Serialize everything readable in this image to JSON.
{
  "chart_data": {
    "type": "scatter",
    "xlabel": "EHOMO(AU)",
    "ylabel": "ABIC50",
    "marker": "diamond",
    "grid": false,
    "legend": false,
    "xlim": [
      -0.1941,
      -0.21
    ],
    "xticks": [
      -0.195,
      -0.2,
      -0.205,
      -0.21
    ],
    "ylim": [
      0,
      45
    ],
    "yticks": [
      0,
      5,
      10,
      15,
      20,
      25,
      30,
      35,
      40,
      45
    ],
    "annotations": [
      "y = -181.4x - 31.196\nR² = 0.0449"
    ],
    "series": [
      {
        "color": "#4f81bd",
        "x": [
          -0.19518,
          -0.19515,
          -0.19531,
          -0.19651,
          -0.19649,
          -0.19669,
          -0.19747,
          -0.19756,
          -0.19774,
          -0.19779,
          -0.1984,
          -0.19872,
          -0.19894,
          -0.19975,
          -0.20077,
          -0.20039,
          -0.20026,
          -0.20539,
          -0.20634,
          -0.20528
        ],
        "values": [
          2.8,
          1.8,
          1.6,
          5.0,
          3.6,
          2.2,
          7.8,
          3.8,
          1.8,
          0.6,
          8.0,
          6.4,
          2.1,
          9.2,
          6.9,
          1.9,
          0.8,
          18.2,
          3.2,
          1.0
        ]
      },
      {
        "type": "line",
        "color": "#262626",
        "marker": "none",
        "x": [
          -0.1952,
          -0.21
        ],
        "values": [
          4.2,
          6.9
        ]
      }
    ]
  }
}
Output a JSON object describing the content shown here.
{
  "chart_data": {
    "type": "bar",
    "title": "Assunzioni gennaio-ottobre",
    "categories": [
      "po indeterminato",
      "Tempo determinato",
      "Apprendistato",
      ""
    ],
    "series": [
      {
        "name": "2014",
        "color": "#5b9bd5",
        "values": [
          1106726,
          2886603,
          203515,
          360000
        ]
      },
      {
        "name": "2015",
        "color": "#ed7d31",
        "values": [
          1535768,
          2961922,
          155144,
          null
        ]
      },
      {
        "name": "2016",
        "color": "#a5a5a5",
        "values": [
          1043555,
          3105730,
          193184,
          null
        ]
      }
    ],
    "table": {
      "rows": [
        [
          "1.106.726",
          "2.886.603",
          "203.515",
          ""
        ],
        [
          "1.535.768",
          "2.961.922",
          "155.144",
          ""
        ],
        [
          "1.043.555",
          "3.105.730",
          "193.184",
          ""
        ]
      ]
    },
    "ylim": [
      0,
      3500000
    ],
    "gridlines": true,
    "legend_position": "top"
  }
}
★ ★ ★
> [Task instructions]: Every line of the listing that holds "JSON" should be found and copied.

> [Answer to this exercise]:
Serialize everything readable in this image to JSON.
Output a JSON object describing the content shown here.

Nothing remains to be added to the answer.